Goal → Repeat all of the data precisely.

Listed entries →
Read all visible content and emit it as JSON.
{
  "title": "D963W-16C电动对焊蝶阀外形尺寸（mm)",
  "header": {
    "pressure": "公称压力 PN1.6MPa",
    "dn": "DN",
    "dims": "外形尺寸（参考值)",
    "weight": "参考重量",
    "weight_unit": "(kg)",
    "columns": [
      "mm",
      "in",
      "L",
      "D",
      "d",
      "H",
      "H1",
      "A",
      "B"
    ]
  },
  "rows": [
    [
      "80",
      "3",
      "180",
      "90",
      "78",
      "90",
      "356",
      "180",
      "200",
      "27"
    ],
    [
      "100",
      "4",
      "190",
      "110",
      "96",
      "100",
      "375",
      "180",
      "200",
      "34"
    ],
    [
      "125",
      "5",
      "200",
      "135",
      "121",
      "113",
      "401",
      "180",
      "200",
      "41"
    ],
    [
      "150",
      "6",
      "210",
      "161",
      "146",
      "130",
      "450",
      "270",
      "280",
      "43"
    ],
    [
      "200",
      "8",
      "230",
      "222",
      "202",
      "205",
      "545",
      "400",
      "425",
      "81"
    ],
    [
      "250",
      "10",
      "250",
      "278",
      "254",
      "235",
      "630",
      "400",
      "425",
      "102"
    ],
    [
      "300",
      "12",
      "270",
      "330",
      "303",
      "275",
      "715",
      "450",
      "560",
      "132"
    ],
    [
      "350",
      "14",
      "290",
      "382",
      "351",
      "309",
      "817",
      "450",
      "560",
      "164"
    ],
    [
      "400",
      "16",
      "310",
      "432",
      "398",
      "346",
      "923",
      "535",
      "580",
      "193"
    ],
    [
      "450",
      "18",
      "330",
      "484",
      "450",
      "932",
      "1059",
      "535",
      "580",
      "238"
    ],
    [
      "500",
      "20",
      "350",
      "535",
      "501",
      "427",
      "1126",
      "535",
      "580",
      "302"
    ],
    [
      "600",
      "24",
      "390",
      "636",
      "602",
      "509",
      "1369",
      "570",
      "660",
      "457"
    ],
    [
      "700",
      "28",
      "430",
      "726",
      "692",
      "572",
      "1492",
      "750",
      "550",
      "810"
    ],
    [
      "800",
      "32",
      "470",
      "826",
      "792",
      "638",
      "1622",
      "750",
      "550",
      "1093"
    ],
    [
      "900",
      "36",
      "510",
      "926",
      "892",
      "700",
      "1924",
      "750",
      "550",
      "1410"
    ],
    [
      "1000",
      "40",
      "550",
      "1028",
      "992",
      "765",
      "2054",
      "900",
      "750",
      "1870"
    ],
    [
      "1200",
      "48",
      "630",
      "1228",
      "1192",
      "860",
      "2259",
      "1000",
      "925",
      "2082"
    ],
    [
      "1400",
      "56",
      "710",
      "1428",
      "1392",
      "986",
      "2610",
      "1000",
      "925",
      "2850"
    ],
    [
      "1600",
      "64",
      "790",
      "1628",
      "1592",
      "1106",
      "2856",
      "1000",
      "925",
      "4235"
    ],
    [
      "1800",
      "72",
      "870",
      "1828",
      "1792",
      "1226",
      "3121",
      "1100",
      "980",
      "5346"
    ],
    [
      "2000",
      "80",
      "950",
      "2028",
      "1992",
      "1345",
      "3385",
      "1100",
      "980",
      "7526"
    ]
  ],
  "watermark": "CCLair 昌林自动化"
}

Task response →
Read all visible content and emit it as JSON.
{
  "title": "D963W-16C电动对焊蝶阀外形尺寸（mm)",
  "header": {
    "pressure": "公称压力 PN1.6MPa",
    "dn": "DN",
    "dims": "外形尺寸（参考值)",
    "weight": "参考重量",
    "weight_unit": "(kg)",
    "columns": [
      "mm",
      "in",
      "L",
      "D",
      "d",
      "H",
      "H1",
      "A",
      "B"
    ]
  },
  "rows": [
    [
      "80",
      "3",
      "180",
      "90",
      "78",
      "90",
      "356",
      "180",
      "200",
      "27"
    ],
    [
      "100",
      "4",
      "190",
      "110",
      "96",
      "100",
      "375",
      "180",
      "200",
      "34"
    ],
    [
      "125",
      "5",
      "200",
      "135",
      "121",
      "113",
      "401",
      "180",
      "200",
      "41"
    ],
    [
      "150",
      "6",
      "210",
      "161",
      "146",
      "130",
      "450",
      "270",
      "280",
      "43"
    ],
    [
      "200",
      "8",
      "230",
      "222",
      "202",
      "205",
      "545",
      "400",
      "425",
      "81"
    ],
    [
      "250",
      "10",
      "250",
      "278",
      "254",
      "235",
      "630",
      "400",
      "425",
      "102"
    ],
    [
      "300",
      "12",
      "270",
      "330",
      "303",
      "275",
      "715",
      "450",
      "560",
      "132"
    ],
    [
      "350",
      "14",
      "290",
      "382",
      "351",
      "309",
      "817",
      "450",
      "560",
      "164"
    ],
    [
      "400",
      "16",
      "310",
      "432",
      "398",
      "346",
      "923",
      "535",
      "580",
      "193"
    ],
    [
      "450",
      "18",
      "330",
      "484",
      "450",
      "932",
      "1059",
      "535",
      "580",
      "238"
    ],
    [
      "500",
      "20",
      "350",
      "535",
      "501",
      "427",
      "1126",
      "535",
      "580",
      "302"
    ],
    [
      "600",
      "24",
      "390",
      "636",
      "602",
      "509",
      "1369",
      "570",
      "660",
      "457"
    ],
    [
      "700",
      "28",
      "430",
      "726",
      "692",
      "572",
      "1492",
      "750",
      "550",
      "810"
    ],
    [
      "800",
      "32",
      "470",
      "826",
      "792",
      "638",
      "1622",
      "750",
      "550",
      "1093"
    ],
    [
      "900",
      "36",
      "510",
      "926",
      "892",
      "700",
      "1924",
      "750",
      "550",
      "1410"
    ],
    [
      "1000",
      "40",
      "550",
      "1028",
      "992",
      "765",
      "2054",
      "900",
      "750",
      "1870"
    ],
    [
      "1200",
      "48",
      "630",
      "1228",
      "1192",
      "860",
      "2259",
      "1000",
      "925",
      "2082"
    ],
    [
      "1400",
      "56",
      "710",
      "1428",
      "1392",
      "986",
      "2610",
      "1000",
      "925",
      "2850"
    ],
    [
      "1600",
      "64",
      "790",
      "1628",
      "1592",
      "1106",
      "2856",
      "1000",
      "925",
      "4235"
    ],
    [
      "1800",
      "72",
      "870",
      "1828",
      "1792",
      "1226",
      "3121",
      "1100",
      "980",
      "5346"
    ],
    [
      "2000",
      "80",
      "950",
      "2028",
      "1992",
      "1345",
      "3385",
      "1100",
      "980",
      "7526"
    ]
  ],
  "watermark": "CCLair 昌林自动化"
}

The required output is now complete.